WRITTEN INSTRUCTION:
Could you transcribe the material below exactly, without leaving out a single line?

Begin RECORDS PROVIDED

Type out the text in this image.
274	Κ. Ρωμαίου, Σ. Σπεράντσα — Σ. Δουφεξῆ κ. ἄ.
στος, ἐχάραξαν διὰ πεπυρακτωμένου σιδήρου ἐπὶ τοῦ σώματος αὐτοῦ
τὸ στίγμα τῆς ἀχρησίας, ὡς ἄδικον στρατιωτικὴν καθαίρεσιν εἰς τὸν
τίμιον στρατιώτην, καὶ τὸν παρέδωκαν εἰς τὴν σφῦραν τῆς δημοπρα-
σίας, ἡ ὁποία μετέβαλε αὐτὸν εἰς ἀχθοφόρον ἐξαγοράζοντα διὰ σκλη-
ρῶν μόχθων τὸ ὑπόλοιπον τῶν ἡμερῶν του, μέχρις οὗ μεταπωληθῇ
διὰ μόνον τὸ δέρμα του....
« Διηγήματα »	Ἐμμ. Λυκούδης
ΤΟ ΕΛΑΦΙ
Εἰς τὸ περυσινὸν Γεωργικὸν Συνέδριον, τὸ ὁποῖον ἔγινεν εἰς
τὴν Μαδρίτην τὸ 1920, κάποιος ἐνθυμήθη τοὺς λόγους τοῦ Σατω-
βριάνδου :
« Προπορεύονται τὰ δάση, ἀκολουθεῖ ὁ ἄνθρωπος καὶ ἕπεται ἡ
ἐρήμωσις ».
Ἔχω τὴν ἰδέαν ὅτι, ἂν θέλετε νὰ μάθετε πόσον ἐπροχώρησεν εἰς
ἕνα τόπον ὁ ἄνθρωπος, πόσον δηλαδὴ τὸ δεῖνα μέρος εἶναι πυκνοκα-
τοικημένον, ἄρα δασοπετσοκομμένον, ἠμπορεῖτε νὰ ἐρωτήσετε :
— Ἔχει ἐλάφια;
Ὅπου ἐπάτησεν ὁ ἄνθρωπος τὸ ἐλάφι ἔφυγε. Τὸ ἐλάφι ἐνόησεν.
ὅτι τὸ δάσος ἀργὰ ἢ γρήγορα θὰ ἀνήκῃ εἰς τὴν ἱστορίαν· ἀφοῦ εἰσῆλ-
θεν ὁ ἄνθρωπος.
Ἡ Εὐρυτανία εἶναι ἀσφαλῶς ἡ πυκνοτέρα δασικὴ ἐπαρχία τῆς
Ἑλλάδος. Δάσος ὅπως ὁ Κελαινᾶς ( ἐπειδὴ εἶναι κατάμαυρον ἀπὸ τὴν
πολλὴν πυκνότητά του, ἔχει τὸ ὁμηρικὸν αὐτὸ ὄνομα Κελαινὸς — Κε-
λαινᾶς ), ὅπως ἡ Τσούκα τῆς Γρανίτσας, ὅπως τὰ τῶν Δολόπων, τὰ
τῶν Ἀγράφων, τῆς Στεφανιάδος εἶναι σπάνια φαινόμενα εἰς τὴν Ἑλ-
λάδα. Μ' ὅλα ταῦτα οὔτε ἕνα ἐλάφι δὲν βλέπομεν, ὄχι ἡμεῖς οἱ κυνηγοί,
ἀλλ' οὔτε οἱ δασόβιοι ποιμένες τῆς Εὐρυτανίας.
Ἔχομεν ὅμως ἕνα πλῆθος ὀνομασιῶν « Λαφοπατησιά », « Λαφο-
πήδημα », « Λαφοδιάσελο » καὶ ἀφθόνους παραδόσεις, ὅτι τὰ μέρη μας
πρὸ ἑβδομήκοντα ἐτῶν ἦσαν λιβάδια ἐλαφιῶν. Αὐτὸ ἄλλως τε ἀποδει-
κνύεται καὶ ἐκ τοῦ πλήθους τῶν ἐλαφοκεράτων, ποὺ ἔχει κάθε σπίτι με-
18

End RECORDS PROVIDED

COMPLETED EXERCISE:
Type out the text in this image.
274	Κ. Ρωμαίου, Σ. Σπεράντσα — Σ. Δουφεξῆ κ. ἄ.
στος, ἐχάραξαν διὰ πεπυρακτωμένου σιδήρου ἐπὶ τοῦ σώματος αὐτοῦ
τὸ στίγμα τῆς ἀχρησίας, ὡς ἄδικον στρατιωτικὴν καθαίρεσιν εἰς τὸν
τίμιον στρατιώτην, καὶ τὸν παρέδωκαν εἰς τὴν σφῦραν τῆς δημοπρα-
σίας, ἡ ὁποία μετέβαλε αὐτὸν εἰς ἀχθοφόρον ἐξαγοράζοντα διὰ σκλη-
ρῶν μόχθων τὸ ὑπόλοιπον τῶν ἡμερῶν του, μέχρις οὗ μεταπωληθῇ
διὰ μόνον τὸ δέρμα του....
« Διηγήματα »	Ἐμμ. Λυκούδης
ΤΟ ΕΛΑΦΙ
Εἰς τὸ περυσινὸν Γεωργικὸν Συνέδριον, τὸ ὁποῖον ἔγινεν εἰς
τὴν Μαδρίτην τὸ 1920, κάποιος ἐνθυμήθη τοὺς λόγους τοῦ Σατω-
βριάνδου :
« Προπορεύονται τὰ δάση, ἀκολουθεῖ ὁ ἄνθρωπος καὶ ἕπεται ἡ
ἐρήμωσις ».
Ἔχω τὴν ἰδέαν ὅτι, ἂν θέλετε νὰ μάθετε πόσον ἐπροχώρησεν εἰς
ἕνα τόπον ὁ ἄνθρωπος, πόσον δηλαδὴ τὸ δεῖνα μέρος εἶναι πυκνοκα-
τοικημένον, ἄρα δασοπετσοκομμένον, ἠμπορεῖτε νὰ ἐρωτήσετε :
— Ἔχει ἐλάφια;
Ὅπου ἐπάτησεν ὁ ἄνθρωπος τὸ ἐλάφι ἔφυγε. Τὸ ἐλάφι ἐνόησεν.
ὅτι τὸ δάσος ἀργὰ ἢ γρήγορα θὰ ἀνήκῃ εἰς τὴν ἱστορίαν· ἀφοῦ εἰσῆλ-
θεν ὁ ἄνθρωπος.
Ἡ Εὐρυτανία εἶναι ἀσφαλῶς ἡ πυκνοτέρα δασικὴ ἐπαρχία τῆς
Ἑλλάδος. Δάσος ὅπως ὁ Κελαινᾶς ( ἐπειδὴ εἶναι κατάμαυρον ἀπὸ τὴν
πολλὴν πυκνότητά του, ἔχει τὸ ὁμηρικὸν αὐτὸ ὄνομα Κελαινὸς — Κε-
λαινᾶς ), ὅπως ἡ Τσούκα τῆς Γρανίτσας, ὅπως τὰ τῶν Δολόπων, τὰ
τῶν Ἀγράφων, τῆς Στεφανιάδος εἶναι σπάνια φαινόμενα εἰς τὴν Ἑλ-
λάδα. Μ' ὅλα ταῦτα οὔτε ἕνα ἐλάφι δὲν βλέπομεν, ὄχι ἡμεῖς οἱ κυνηγοί,
ἀλλ' οὔτε οἱ δασόβιοι ποιμένες τῆς Εὐρυτανίας.
Ἔχομεν ὅμως ἕνα πλῆθος ὀνομασιῶν « Λαφοπατησιά », « Λαφο-
πήδημα », « Λαφοδιάσελο » καὶ ἀφθόνους παραδόσεις, ὅτι τὰ μέρη μας
πρὸ ἑβδομήκοντα ἐτῶν ἦσαν λιβάδια ἐλαφιῶν. Αὐτὸ ἄλλως τε ἀποδει-
κνύεται καὶ ἐκ τοῦ πλήθους τῶν ἐλαφοκεράτων, ποὺ ἔχει κάθε σπίτι με-
18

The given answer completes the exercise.